- [Aim] State how many lines hold the string "Organisatie". Give the number and nothing else.

-------------------------

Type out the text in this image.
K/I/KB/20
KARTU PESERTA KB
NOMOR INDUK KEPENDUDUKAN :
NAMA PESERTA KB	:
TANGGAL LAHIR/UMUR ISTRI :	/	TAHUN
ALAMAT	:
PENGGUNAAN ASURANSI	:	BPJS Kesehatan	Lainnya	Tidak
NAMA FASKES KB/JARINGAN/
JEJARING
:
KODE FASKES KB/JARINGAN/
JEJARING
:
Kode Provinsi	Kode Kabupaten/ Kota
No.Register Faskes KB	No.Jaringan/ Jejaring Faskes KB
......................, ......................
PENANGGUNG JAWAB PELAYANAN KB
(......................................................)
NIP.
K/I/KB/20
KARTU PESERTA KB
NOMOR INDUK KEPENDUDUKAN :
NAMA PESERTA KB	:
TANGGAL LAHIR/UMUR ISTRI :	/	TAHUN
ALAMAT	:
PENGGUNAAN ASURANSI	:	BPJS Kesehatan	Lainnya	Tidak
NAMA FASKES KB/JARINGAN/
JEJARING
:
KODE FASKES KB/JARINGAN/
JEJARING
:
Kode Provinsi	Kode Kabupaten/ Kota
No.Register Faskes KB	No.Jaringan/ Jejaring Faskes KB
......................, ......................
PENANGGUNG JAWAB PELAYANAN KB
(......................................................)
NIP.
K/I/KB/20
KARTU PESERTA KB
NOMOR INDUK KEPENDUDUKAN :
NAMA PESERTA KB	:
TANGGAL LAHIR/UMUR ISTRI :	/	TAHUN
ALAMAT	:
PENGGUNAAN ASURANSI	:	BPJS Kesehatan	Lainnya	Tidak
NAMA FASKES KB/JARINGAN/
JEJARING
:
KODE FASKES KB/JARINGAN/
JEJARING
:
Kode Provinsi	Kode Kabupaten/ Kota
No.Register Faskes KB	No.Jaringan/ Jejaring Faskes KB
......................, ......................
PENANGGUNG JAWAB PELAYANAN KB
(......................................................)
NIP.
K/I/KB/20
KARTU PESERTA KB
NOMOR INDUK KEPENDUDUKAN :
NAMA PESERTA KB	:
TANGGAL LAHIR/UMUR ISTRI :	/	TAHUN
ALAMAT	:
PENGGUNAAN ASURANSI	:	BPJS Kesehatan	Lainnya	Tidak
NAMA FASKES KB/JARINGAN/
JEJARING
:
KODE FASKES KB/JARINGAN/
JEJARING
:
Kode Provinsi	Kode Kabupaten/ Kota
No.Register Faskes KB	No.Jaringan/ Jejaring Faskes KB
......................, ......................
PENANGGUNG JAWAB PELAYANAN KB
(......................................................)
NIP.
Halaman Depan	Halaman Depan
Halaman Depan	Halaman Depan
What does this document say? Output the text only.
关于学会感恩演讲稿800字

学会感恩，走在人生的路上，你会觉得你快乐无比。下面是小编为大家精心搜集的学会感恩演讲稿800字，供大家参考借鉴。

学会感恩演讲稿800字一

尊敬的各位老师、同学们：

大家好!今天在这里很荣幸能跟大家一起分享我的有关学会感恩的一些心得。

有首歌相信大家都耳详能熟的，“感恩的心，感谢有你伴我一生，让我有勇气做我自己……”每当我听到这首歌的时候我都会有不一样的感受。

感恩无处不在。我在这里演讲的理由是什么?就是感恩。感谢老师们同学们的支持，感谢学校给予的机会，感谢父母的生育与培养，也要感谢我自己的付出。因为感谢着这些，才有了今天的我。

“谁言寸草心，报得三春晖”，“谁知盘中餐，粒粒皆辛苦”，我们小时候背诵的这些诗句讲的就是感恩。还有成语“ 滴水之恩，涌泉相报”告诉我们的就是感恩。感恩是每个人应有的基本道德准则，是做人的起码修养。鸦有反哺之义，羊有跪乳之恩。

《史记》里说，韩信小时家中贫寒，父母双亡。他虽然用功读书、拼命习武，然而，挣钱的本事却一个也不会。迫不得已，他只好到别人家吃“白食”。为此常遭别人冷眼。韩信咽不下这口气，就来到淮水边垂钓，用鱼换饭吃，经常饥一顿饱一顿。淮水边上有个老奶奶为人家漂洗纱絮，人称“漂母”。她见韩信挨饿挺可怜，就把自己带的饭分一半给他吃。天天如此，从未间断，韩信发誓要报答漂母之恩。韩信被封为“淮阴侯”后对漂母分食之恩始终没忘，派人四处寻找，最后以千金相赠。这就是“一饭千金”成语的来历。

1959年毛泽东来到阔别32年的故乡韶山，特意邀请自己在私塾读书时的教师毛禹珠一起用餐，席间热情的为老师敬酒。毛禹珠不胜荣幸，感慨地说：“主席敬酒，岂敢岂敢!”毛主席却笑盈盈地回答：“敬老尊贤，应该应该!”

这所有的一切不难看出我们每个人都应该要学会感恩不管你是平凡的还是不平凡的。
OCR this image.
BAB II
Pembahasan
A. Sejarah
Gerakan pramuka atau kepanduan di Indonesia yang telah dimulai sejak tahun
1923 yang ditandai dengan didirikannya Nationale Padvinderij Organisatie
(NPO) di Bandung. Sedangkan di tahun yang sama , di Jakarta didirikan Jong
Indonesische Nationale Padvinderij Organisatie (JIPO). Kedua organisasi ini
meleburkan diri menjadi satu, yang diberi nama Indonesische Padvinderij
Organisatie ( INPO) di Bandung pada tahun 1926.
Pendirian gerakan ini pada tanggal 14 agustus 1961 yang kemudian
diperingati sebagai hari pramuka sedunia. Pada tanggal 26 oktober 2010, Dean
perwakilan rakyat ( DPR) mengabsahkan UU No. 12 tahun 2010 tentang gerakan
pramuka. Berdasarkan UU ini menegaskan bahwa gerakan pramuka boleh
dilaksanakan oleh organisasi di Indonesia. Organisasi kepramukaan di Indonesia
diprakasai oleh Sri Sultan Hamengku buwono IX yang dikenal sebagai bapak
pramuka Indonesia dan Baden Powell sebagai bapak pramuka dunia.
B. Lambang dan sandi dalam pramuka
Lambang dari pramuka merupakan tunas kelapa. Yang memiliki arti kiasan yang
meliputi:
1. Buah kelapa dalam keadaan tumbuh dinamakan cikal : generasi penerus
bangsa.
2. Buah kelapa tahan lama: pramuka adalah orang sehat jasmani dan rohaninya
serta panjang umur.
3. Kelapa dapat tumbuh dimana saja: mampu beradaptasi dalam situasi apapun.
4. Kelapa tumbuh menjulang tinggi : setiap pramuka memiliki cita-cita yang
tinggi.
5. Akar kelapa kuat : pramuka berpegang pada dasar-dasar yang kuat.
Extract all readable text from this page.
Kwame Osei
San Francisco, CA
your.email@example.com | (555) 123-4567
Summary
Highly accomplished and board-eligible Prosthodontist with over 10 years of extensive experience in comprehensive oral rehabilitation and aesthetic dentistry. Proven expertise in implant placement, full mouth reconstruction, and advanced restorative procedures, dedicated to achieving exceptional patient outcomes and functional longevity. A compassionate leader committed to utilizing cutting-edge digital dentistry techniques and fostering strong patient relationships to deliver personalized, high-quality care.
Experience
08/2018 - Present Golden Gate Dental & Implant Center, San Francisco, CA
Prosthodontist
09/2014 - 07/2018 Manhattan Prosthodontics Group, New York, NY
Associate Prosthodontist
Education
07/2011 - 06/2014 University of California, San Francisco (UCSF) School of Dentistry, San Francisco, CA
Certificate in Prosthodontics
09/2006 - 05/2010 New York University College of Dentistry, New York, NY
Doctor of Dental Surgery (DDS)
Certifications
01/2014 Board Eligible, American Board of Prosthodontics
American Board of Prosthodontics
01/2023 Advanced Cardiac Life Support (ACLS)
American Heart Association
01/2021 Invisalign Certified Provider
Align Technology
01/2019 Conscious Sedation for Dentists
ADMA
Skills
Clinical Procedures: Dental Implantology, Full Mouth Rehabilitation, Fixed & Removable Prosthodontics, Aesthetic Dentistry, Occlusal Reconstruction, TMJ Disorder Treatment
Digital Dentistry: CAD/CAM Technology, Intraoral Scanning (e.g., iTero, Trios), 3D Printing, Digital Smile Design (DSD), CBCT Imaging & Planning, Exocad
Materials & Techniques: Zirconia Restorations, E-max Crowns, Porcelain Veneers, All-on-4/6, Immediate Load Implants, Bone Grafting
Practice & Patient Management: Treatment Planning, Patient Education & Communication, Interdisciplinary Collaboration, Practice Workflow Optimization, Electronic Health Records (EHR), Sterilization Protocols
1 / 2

-------------------------

- [Output for this task] 3